[Source data]
#####

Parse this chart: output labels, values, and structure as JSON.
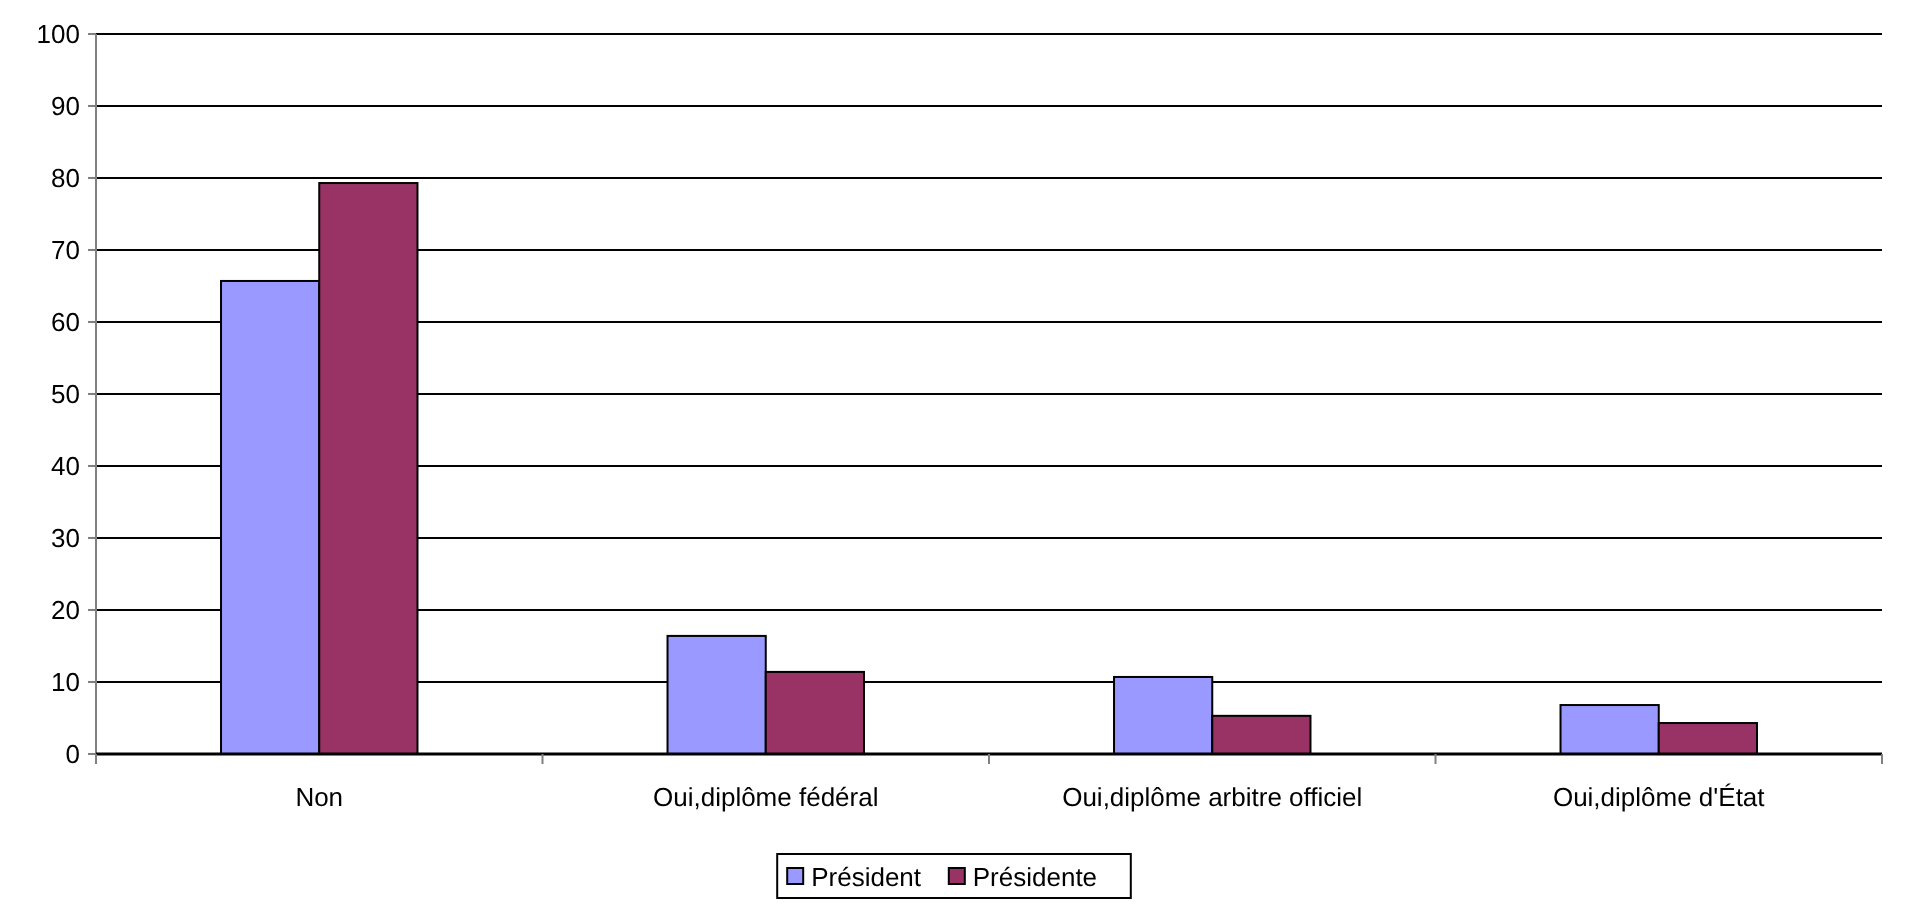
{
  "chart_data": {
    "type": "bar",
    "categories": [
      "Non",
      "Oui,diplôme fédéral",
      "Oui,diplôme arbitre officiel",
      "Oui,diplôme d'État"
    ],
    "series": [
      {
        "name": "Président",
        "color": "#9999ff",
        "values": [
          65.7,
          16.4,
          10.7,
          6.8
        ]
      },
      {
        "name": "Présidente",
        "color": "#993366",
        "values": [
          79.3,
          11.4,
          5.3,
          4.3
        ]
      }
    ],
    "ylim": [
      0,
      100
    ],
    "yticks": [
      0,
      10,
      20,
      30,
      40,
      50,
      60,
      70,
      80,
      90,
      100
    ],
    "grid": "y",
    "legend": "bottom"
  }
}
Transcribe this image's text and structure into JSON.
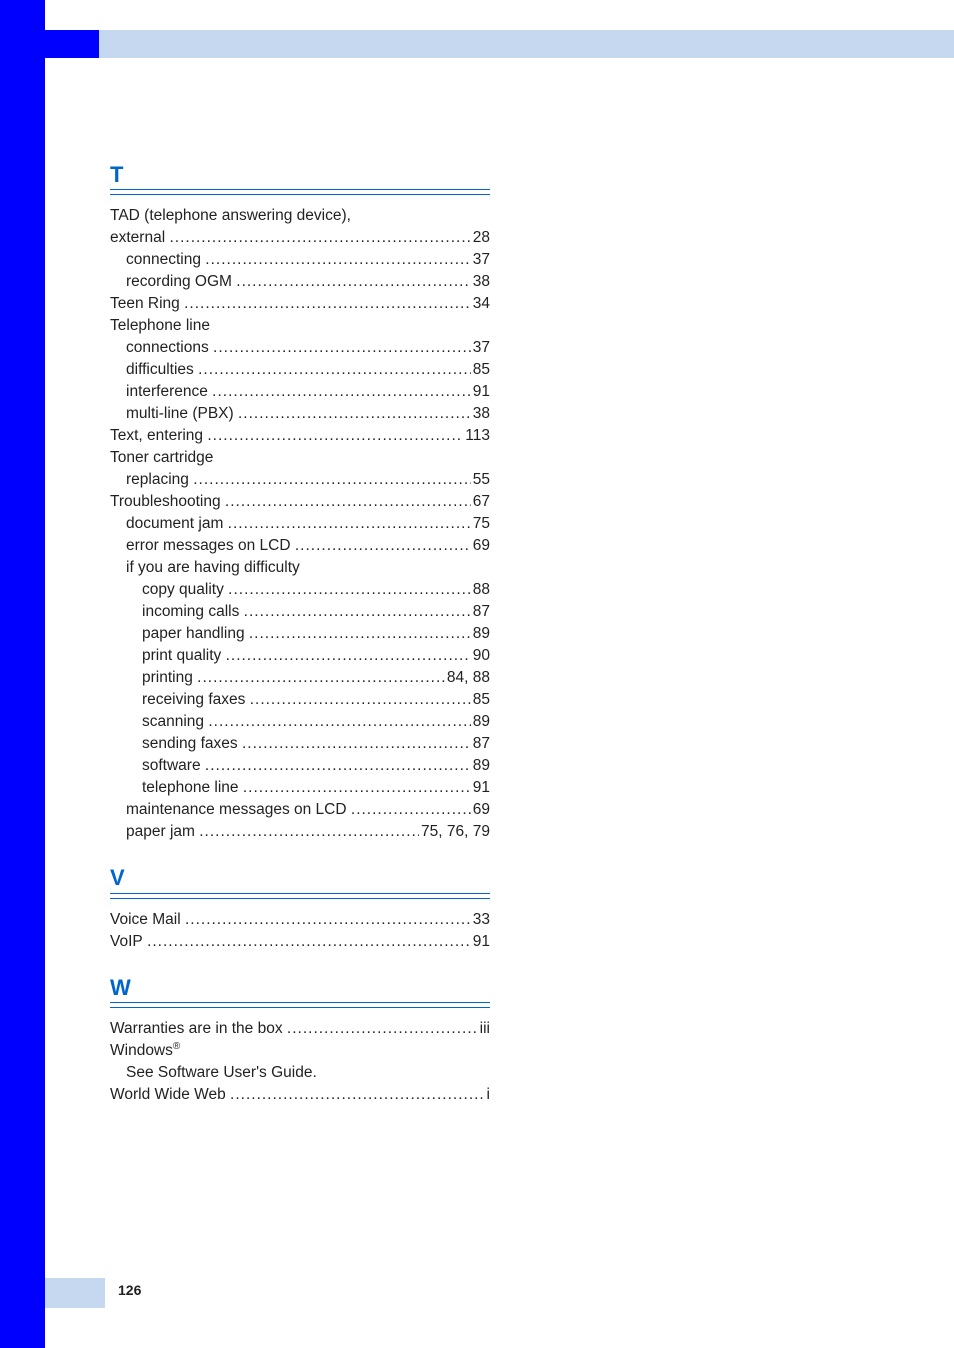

#####

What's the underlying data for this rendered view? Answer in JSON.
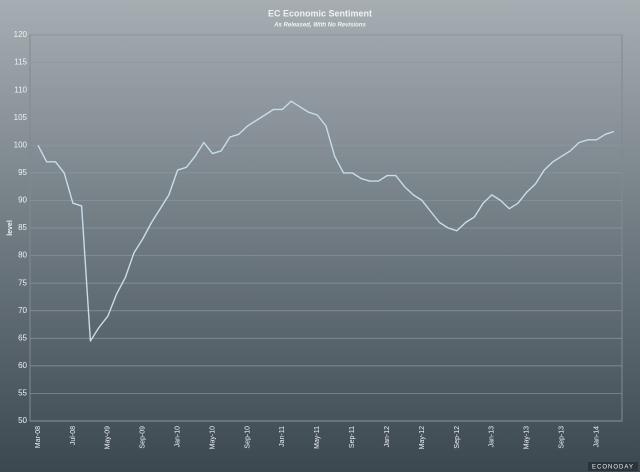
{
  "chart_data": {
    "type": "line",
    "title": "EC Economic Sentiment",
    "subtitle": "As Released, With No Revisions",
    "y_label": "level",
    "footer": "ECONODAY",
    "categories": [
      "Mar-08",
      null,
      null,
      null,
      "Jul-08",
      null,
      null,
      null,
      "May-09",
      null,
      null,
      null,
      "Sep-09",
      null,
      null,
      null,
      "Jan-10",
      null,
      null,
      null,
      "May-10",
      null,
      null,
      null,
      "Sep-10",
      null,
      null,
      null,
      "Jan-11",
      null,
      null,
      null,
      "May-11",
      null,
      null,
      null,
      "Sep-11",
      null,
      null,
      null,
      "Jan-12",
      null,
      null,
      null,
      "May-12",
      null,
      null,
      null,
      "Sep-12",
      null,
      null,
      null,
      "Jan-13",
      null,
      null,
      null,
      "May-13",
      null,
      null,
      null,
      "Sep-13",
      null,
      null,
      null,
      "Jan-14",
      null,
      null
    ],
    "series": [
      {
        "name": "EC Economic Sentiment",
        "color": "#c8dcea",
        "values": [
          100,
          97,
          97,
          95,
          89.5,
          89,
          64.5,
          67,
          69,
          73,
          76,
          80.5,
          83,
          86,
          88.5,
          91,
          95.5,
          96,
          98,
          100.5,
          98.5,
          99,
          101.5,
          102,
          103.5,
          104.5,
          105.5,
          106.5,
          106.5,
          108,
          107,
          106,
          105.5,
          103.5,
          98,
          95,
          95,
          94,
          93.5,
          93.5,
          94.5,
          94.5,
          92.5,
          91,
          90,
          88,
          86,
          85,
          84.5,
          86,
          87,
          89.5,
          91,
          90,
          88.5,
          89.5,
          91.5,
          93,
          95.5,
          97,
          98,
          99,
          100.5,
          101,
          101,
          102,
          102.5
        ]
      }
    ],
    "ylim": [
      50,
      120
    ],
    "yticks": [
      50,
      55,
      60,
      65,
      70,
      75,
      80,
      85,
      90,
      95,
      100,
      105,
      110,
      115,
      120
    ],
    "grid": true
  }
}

#####

Repeat, with no pictures, exactly the lines from the one containing "Parse this chart: output" through the one containing "Transcribe this image's", the first and last included.

Parse this chart: output labels, values, and structure as JSON.
{
  "chart_data": {
    "type": "bar",
    "categories": [
      "Non",
      "Oui,diplôme fédéral",
      "Oui,diplôme arbitre officiel",
      "Oui,diplôme d'État"
    ],
    "series": [
      {
        "name": "Président",
        "color": "#9999ff",
        "values": [
          65.7,
          16.4,
          10.7,
          6.8
        ]
      },
      {
        "name": "Présidente",
        "color": "#993366",
        "values": [
          79.3,
          11.4,
          5.3,
          4.3
        ]
      }
    ],
    "ylim": [
      0,
      100
    ],
    "yticks": [
      0,
      10,
      20,
      30,
      40,
      50,
      60,
      70,
      80,
      90,
      100
    ],
    "grid": "y",
    "legend": "bottom"
  }
}
Transcribe this image's text and structure into JSON.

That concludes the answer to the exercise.